• [Problem requirements]: Arrange the entries from the line with "left-legend-label-lh16-eos: LH16 EoS" to the line with "left-legend-marker-lh8-eos [266, 299, 276, 309]" as a Markdown table with the columns "Row" and "Line", skipping any blank lines.

*** Data for this task ***

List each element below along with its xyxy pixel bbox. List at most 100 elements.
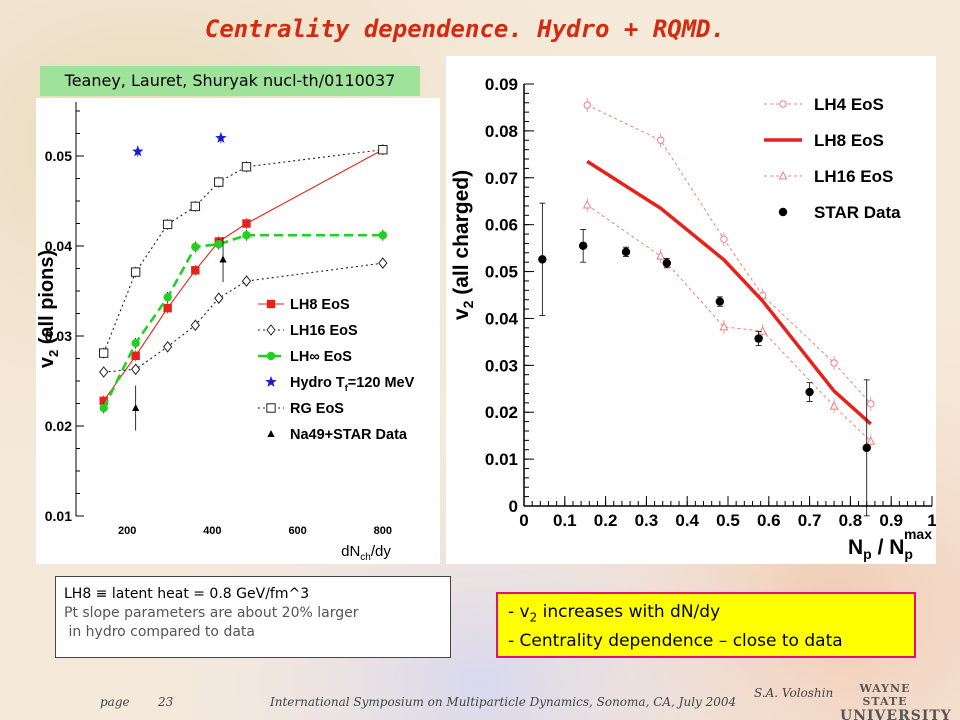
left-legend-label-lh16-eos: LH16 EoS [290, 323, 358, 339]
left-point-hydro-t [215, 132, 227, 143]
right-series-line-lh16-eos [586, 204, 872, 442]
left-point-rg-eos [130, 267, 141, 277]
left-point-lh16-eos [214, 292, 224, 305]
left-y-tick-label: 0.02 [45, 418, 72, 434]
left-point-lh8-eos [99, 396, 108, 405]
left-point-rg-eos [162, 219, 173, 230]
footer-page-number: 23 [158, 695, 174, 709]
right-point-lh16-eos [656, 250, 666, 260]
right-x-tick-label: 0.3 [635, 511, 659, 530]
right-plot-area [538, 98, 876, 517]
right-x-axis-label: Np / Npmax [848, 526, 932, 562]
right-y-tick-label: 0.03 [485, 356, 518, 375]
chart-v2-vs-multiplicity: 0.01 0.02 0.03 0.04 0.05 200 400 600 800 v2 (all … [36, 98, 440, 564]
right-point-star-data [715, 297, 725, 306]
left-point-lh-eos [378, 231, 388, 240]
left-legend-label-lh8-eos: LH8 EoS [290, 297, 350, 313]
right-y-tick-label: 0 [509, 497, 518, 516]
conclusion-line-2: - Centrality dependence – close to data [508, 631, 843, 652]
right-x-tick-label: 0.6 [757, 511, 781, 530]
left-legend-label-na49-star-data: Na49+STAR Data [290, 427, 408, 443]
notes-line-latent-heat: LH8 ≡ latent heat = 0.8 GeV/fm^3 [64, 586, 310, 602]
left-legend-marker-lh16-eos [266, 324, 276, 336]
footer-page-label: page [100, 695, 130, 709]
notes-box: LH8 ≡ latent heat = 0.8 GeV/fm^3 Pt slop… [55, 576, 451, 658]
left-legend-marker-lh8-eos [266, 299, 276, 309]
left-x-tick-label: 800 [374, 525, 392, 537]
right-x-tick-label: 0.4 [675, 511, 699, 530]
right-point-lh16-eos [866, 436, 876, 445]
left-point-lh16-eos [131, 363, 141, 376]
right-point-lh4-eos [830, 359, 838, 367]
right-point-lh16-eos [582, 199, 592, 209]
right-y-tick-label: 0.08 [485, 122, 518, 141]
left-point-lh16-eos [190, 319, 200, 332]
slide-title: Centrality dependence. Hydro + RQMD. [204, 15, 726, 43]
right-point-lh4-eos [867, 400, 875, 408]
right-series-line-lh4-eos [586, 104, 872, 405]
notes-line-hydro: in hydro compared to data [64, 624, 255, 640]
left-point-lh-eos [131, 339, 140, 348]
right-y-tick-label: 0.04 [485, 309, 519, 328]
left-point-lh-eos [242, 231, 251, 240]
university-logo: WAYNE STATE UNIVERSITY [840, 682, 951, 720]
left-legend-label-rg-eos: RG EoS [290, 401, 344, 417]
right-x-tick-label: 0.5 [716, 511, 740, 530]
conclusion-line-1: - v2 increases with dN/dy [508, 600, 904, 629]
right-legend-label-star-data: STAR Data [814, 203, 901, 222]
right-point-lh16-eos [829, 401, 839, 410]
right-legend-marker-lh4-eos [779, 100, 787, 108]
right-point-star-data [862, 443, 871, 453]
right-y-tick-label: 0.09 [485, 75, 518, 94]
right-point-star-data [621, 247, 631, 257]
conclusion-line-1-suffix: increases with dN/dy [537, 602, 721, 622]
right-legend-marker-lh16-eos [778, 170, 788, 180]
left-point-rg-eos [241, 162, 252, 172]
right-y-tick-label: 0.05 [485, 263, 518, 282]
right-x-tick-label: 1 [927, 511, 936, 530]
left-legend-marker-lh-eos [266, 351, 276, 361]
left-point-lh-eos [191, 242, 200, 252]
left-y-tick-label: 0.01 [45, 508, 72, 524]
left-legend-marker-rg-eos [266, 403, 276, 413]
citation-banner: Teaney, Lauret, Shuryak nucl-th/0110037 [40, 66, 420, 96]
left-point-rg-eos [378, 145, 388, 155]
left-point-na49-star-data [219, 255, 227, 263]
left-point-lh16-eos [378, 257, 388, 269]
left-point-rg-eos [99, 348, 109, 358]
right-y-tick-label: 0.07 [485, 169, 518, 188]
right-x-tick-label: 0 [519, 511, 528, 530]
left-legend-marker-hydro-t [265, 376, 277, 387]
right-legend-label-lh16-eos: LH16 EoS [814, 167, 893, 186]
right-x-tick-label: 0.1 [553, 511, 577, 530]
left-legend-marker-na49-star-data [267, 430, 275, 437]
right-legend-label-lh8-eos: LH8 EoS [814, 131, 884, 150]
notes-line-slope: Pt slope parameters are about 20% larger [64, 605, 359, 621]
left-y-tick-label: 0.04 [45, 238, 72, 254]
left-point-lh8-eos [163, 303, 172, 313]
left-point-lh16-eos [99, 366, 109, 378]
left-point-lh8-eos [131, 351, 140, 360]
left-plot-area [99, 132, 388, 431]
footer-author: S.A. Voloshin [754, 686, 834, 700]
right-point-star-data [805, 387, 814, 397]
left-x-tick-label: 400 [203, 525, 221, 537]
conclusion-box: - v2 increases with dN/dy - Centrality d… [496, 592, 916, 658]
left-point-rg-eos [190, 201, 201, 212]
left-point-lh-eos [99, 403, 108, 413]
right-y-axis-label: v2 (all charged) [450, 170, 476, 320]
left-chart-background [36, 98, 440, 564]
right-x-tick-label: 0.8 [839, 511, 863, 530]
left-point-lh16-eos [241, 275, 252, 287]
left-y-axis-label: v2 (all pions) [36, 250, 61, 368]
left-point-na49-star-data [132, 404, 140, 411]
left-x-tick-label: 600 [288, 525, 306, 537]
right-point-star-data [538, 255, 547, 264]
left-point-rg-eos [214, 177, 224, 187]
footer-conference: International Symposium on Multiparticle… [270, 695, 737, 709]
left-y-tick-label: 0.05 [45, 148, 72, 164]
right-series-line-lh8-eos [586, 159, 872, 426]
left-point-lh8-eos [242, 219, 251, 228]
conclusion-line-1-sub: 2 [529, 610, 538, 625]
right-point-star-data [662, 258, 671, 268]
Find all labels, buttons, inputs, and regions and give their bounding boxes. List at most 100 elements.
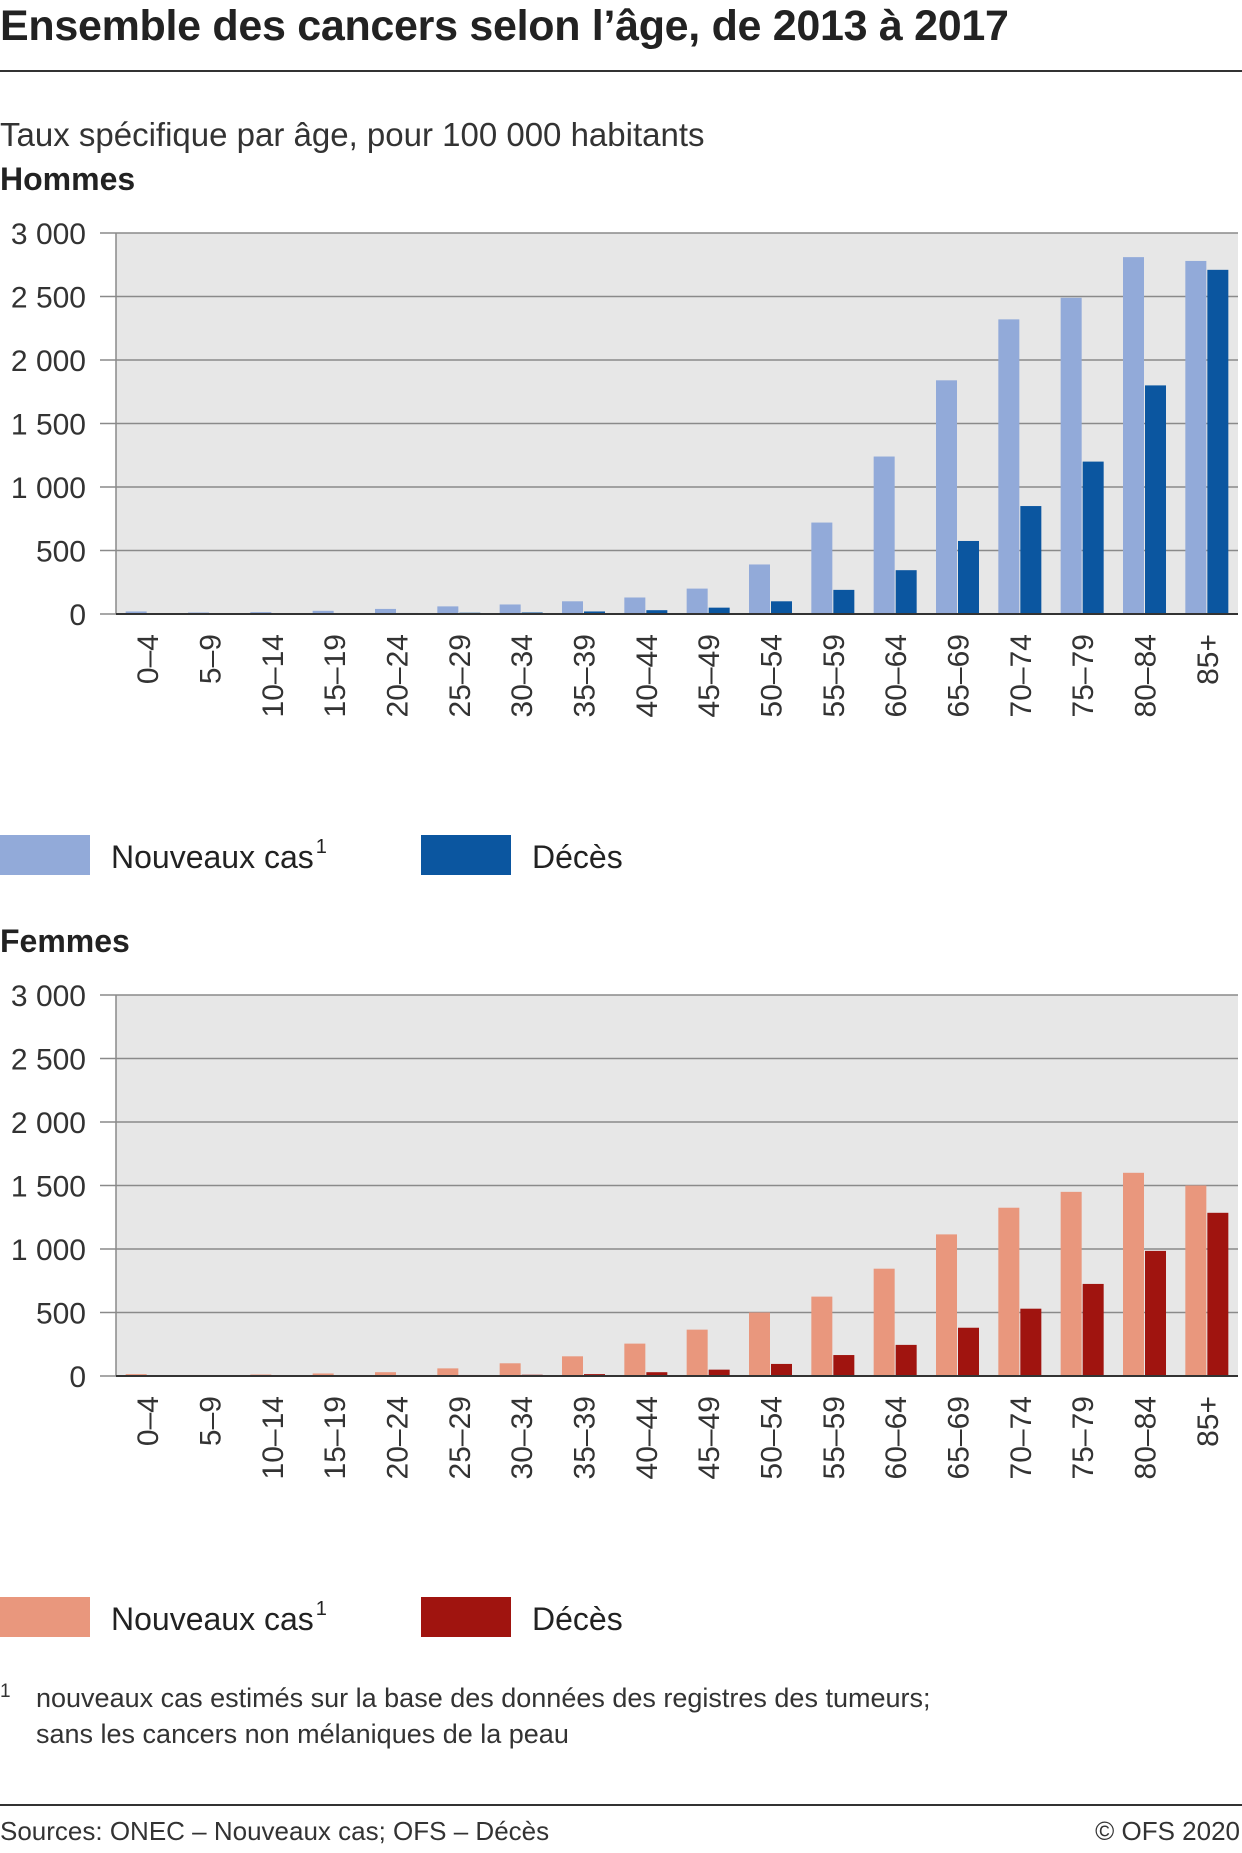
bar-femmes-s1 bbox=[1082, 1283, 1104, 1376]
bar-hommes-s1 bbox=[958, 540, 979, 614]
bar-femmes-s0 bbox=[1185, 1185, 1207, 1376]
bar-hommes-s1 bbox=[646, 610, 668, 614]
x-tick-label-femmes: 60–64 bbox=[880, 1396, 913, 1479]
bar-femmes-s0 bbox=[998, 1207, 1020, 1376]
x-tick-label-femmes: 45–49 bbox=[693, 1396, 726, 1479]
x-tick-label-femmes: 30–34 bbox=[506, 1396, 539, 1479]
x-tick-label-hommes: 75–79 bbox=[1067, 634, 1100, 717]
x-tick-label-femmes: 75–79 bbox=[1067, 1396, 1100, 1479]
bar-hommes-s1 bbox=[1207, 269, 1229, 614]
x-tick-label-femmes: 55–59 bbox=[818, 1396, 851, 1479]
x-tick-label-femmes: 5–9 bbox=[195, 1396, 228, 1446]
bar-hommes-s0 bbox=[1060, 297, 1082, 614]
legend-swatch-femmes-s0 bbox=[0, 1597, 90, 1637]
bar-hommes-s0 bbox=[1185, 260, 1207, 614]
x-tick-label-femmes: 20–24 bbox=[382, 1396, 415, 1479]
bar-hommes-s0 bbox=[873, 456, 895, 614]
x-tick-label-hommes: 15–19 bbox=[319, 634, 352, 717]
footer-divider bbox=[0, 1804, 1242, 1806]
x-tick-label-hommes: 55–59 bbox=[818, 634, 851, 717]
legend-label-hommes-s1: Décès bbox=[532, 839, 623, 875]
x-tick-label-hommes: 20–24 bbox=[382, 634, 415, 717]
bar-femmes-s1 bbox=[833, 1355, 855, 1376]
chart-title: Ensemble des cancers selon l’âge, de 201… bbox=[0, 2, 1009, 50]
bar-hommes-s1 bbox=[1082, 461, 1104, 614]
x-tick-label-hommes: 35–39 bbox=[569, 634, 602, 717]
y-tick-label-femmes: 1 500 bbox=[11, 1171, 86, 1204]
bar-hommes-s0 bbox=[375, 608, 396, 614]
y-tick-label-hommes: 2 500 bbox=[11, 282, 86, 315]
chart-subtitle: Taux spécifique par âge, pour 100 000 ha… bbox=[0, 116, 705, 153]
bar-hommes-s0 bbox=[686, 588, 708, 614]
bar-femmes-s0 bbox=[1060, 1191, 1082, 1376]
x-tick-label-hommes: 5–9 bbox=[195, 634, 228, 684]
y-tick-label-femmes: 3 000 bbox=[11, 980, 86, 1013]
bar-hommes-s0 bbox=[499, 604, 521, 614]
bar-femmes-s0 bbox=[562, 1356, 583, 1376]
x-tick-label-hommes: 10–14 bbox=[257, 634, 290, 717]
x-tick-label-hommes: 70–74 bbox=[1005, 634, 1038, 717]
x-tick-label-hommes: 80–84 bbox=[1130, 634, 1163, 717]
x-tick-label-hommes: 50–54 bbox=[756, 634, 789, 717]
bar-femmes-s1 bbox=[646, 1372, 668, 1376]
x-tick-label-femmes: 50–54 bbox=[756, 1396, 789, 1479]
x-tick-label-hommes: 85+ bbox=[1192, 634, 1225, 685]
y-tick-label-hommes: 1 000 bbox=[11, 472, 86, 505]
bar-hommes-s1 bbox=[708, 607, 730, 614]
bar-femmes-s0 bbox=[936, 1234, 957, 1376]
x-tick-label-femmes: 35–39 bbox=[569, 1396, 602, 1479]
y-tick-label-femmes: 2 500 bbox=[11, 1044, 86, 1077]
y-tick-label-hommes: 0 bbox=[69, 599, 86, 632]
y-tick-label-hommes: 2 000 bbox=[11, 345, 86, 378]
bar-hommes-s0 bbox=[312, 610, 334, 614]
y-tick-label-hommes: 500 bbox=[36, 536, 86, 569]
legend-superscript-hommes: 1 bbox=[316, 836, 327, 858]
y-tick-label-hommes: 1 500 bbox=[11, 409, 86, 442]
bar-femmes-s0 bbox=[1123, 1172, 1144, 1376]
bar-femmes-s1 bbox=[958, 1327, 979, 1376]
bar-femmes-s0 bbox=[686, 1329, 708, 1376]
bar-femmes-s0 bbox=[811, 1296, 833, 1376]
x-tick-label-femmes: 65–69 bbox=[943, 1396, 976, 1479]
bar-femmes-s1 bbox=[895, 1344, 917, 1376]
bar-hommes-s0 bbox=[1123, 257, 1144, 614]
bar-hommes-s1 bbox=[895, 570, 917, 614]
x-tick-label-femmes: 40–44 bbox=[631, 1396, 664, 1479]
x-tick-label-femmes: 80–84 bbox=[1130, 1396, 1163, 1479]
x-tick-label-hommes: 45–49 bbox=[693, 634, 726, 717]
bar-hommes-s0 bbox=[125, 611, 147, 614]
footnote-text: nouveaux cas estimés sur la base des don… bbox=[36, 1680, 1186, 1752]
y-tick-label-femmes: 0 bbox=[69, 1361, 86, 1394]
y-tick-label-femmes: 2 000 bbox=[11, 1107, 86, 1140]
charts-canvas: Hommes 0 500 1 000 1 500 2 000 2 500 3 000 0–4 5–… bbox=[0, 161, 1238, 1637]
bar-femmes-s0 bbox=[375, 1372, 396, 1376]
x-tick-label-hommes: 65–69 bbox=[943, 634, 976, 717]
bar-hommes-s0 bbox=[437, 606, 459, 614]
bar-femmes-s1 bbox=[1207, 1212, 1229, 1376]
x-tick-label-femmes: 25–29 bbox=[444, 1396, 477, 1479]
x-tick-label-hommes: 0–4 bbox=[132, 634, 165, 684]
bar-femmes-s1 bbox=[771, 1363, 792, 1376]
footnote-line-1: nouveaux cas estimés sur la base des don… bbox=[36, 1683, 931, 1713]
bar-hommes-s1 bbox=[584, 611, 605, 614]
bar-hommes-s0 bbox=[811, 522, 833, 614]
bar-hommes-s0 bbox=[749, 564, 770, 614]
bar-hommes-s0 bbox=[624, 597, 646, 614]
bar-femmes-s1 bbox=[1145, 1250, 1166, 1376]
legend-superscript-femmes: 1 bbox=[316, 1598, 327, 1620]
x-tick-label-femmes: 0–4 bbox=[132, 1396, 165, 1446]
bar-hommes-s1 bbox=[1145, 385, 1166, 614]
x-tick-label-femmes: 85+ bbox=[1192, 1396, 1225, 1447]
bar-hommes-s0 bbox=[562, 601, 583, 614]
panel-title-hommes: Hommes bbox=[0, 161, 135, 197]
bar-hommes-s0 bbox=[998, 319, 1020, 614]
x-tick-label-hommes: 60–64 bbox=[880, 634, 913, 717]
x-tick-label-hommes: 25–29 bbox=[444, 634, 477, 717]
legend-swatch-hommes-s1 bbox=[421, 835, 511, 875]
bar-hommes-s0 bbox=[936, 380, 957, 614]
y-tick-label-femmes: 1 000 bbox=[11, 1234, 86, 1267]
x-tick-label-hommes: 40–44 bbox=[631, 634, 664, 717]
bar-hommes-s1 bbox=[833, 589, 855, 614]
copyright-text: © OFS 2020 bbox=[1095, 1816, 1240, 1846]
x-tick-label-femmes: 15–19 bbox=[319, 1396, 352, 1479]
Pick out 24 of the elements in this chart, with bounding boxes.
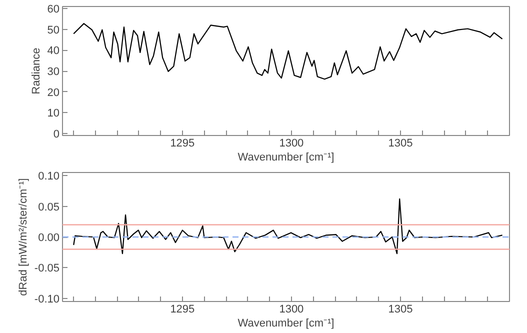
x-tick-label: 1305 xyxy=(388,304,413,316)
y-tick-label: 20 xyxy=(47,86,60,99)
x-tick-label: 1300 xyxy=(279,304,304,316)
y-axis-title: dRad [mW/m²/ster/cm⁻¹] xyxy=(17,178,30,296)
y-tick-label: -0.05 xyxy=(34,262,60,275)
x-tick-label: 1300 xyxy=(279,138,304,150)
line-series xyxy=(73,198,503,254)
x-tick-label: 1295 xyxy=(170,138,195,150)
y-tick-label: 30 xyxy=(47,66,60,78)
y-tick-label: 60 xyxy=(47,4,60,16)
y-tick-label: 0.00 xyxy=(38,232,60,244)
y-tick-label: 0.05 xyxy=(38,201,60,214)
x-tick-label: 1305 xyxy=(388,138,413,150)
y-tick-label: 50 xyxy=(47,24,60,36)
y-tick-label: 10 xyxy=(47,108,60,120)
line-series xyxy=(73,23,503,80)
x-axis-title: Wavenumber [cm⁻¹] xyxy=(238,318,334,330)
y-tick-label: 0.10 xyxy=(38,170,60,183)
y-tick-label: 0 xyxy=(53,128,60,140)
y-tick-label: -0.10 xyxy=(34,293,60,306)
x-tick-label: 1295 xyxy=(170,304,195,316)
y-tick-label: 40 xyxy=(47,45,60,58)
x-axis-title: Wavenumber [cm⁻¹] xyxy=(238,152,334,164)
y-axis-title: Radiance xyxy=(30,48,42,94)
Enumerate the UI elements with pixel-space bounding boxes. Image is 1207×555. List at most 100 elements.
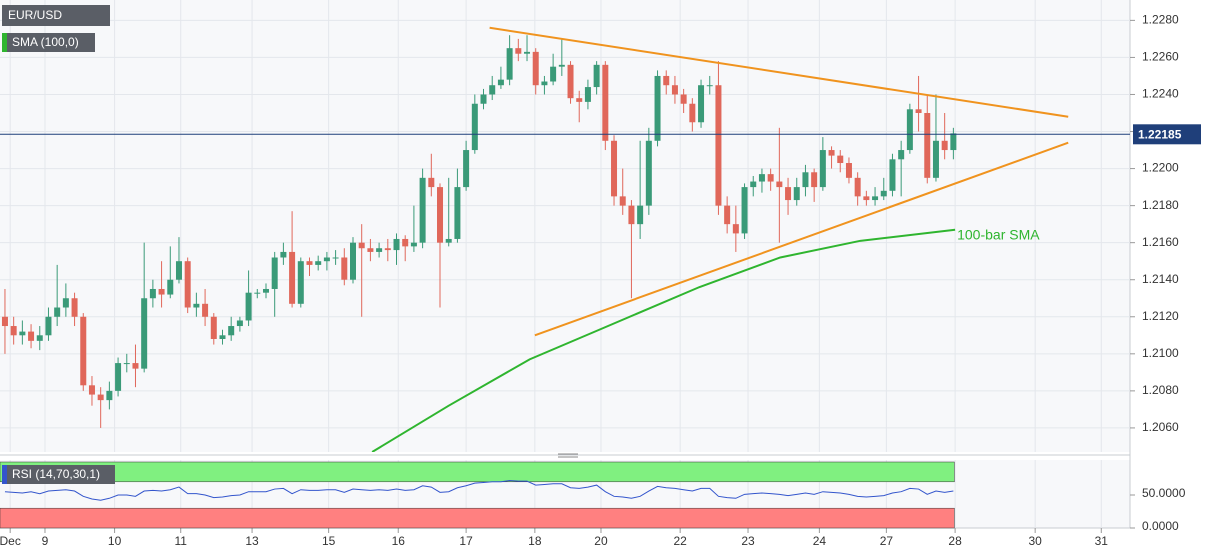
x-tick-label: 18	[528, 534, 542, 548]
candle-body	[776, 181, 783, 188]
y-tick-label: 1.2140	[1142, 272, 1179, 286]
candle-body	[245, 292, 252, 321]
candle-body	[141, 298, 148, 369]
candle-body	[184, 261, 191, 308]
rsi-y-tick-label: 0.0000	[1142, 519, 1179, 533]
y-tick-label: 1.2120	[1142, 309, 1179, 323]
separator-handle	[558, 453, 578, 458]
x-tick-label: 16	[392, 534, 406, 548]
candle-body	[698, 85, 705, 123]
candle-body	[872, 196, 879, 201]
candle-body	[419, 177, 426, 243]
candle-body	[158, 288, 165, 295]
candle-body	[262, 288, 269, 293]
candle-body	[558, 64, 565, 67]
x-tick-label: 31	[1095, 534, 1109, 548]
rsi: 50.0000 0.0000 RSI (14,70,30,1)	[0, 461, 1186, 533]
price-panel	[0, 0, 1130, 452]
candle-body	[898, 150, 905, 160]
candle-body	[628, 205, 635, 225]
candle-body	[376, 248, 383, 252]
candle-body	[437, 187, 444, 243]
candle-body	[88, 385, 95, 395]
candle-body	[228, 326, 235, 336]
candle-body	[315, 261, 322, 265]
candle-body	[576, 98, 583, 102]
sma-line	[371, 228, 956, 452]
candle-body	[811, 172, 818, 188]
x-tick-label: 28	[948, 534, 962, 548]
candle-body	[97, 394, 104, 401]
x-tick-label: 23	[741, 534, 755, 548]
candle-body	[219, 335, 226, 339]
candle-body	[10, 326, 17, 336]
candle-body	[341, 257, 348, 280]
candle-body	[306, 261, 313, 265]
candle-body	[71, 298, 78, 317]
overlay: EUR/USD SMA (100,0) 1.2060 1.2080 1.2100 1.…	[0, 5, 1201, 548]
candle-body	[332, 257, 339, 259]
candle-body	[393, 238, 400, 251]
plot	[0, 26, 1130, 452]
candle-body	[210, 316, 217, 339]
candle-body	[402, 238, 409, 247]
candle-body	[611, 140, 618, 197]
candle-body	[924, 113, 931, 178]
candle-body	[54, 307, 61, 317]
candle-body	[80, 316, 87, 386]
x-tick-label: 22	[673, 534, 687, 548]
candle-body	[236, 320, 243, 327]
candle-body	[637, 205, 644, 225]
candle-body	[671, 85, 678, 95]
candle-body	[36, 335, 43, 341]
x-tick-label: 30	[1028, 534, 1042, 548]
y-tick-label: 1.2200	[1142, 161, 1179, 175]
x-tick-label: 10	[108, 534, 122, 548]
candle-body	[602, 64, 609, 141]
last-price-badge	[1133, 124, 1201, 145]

***

• [Reply to the task]:
| Row | Line |
|---|---|
| 1 | left-legend-label-lh16-eos: LH16 EoS [290, 323, 358, 339] |
| 2 | left-point-hydro-t [215, 132, 227, 143] |
| 3 | right-series-line-lh16-eos [586, 204, 872, 442] |
| 4 | left-point-rg-eos [130, 267, 141, 277] |
| 5 | left-point-lh16-eos [214, 292, 224, 305] |
| 6 | left-y-tick-label: 0.02 [45, 418, 72, 434] |
| 7 | left-point-lh8-eos [99, 396, 108, 405] |
| 8 | left-point-rg-eos [162, 219, 173, 230] |
| 9 | footer-page-number: 23 [158, 695, 174, 709] |
| 10 | right-point-lh16-eos [656, 250, 666, 260] |
| 11 | right-x-tick-label: 0.3 [635, 511, 659, 530] |
| 12 | right-plot-area [538, 98, 876, 517] |
| 13 | right-x-axis-label: Np / Npmax [848, 526, 932, 562] |
| 14 | right-y-tick-label: 0.03 [485, 356, 518, 375] |
| 15 | chart-v2-vs-multiplicity: 0.01 0.02 0.03 0.04 0.05 200 400 600 800 v2 (all … [36, 98, 440, 564] |
| 16 | right-point-star-data [715, 297, 725, 306] |
| 17 | left-point-lh-eos [378, 231, 388, 240] |
| 18 | left-legend-label-lh8-eos: LH8 EoS [290, 297, 350, 313] |
| 19 | right-y-tick-label: 0 [509, 497, 518, 516] |
| 20 | conclusion-line-2: - Centrality dependence – close to data [508, 631, 843, 652] |
| 21 | right-x-tick-label: 0.6 [757, 511, 781, 530] |
| 22 | left-legend-label-na49-star-data: Na49+STAR Data [290, 427, 408, 443] |
| 23 | notes-line-latent-heat: LH8 ≡ latent heat = 0.8 GeV/fm^3 [64, 586, 310, 602] |
| 24 | left-legend-marker-lh16-eos [266, 324, 276, 336] |
| 25 | footer-page-label: page [100, 695, 130, 709] |
| 26 | notes-box: LH8 ≡ latent heat = 0.8 GeV/fm^3 Pt slop… [55, 576, 451, 658] |
| 27 | left-legend-marker-lh8-eos [266, 299, 276, 309] |